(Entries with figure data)
"""

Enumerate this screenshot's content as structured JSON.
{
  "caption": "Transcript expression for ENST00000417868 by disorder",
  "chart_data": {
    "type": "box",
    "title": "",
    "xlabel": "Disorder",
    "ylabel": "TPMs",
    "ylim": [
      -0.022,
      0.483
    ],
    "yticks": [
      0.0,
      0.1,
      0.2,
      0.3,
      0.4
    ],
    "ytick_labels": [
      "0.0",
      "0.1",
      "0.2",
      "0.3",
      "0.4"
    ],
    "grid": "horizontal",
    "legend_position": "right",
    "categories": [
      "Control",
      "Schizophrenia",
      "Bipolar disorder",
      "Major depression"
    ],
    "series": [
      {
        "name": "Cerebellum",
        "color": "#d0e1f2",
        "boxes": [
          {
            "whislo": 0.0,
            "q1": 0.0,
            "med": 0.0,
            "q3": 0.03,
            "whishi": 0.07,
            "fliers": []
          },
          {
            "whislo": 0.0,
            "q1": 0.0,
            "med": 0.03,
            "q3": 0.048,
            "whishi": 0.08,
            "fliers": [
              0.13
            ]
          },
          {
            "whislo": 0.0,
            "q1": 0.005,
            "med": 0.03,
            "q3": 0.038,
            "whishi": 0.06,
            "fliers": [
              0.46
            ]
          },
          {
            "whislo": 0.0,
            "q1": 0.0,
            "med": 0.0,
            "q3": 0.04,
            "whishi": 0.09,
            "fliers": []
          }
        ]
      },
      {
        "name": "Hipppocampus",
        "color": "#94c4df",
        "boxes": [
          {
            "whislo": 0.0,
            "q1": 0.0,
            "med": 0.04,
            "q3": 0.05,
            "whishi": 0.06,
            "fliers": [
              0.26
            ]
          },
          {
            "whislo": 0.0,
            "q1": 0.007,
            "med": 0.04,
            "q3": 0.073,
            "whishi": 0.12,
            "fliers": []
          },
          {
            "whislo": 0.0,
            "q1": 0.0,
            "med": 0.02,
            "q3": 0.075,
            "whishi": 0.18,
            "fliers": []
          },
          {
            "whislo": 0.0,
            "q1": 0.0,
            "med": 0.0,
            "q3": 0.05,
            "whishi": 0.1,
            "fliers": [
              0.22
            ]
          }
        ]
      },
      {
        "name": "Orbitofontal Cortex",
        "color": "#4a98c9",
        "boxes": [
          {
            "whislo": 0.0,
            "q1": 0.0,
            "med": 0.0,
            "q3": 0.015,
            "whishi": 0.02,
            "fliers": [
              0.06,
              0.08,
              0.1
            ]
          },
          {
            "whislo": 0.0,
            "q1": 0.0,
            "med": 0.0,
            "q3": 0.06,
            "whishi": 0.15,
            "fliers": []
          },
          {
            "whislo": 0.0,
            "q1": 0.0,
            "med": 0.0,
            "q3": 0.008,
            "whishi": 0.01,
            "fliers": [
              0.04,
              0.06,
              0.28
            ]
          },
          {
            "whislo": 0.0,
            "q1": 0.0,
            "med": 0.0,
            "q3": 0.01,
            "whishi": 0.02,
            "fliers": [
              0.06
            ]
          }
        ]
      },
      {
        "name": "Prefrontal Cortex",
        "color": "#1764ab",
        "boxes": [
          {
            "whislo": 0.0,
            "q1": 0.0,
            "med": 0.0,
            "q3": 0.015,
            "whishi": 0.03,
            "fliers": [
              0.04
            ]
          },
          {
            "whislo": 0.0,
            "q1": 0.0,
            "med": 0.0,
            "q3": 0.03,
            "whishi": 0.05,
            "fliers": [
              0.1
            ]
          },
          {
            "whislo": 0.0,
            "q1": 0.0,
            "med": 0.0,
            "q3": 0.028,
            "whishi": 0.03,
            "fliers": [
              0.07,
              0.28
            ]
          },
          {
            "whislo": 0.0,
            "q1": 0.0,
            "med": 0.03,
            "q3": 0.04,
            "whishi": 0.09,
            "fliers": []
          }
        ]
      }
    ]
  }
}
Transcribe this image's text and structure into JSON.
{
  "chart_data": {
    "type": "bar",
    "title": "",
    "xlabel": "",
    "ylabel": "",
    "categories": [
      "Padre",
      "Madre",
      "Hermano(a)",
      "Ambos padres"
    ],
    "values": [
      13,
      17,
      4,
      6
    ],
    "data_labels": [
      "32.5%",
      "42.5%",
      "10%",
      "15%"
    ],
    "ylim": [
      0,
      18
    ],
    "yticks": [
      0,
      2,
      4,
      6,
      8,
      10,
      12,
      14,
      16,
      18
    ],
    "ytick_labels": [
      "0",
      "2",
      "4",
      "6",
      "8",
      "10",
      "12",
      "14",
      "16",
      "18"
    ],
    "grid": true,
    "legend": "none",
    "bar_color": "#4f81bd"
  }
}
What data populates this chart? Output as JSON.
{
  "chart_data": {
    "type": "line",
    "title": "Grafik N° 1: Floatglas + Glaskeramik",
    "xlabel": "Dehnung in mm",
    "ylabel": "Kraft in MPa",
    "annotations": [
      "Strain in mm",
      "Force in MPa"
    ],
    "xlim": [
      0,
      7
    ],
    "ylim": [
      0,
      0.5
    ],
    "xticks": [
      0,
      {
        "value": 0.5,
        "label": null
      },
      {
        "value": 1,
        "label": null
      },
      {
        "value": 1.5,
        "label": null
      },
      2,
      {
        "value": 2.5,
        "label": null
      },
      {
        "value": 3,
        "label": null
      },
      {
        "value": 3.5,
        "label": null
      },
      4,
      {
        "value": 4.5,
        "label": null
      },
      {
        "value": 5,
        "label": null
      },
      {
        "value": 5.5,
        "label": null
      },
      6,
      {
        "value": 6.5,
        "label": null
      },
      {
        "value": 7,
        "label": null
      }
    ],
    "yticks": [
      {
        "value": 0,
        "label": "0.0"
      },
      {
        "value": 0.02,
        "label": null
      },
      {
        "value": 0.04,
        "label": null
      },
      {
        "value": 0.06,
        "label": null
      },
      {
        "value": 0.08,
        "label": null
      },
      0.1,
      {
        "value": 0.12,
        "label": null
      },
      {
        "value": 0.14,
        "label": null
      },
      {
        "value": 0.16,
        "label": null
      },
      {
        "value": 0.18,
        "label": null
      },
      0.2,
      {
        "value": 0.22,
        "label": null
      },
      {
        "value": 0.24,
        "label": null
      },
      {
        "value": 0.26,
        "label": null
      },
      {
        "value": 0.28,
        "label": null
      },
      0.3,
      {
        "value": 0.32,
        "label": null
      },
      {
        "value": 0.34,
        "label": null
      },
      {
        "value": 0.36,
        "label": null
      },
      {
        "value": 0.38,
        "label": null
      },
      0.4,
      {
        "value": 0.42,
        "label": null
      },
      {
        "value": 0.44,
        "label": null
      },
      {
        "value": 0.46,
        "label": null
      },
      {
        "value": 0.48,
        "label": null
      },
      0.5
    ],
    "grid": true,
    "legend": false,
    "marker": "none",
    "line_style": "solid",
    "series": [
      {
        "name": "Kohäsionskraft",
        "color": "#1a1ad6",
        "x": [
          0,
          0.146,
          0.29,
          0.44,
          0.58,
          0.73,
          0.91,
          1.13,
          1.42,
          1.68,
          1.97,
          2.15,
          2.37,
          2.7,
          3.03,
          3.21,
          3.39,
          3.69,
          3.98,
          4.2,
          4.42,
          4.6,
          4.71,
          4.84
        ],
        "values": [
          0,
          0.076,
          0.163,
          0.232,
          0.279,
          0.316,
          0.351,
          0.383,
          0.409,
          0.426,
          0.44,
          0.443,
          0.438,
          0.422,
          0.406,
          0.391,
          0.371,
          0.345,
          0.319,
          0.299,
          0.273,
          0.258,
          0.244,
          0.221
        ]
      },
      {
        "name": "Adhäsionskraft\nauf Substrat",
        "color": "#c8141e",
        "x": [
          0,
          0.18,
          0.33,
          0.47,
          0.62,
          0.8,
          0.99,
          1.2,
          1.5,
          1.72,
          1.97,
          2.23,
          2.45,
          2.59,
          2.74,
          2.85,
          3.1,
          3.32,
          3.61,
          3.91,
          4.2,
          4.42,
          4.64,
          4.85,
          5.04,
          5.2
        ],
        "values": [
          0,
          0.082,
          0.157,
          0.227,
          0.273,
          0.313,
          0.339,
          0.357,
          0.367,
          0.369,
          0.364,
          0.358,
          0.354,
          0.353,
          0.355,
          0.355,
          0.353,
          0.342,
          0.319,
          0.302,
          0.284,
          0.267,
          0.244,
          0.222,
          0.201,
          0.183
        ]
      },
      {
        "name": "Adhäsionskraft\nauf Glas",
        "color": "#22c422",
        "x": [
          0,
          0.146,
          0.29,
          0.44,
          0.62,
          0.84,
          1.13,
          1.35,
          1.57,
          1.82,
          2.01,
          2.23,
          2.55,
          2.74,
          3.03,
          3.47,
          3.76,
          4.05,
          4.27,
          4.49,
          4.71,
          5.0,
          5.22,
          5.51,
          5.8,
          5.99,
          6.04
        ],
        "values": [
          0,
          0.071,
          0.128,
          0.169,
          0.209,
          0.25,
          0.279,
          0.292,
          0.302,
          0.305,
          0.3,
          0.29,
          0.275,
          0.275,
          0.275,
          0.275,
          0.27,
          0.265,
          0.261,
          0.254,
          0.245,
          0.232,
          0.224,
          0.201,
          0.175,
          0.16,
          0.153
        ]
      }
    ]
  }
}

"""

▶ [WHAT IS ASKED]: Gather up the lines containing the word "name" from these records and copy them.

▶ [EXPECTED ANSWER]:
        "name": "Cerebellum",
        "name": "Hipppocampus",
        "name": "Orbitofontal Cortex",
        "name": "Prefrontal Cortex",
        "name": "Kohäsionskraft",
        "name": "Adhäsionskraft\nauf Substrat",
        "name": "Adhäsionskraft\nauf Glas",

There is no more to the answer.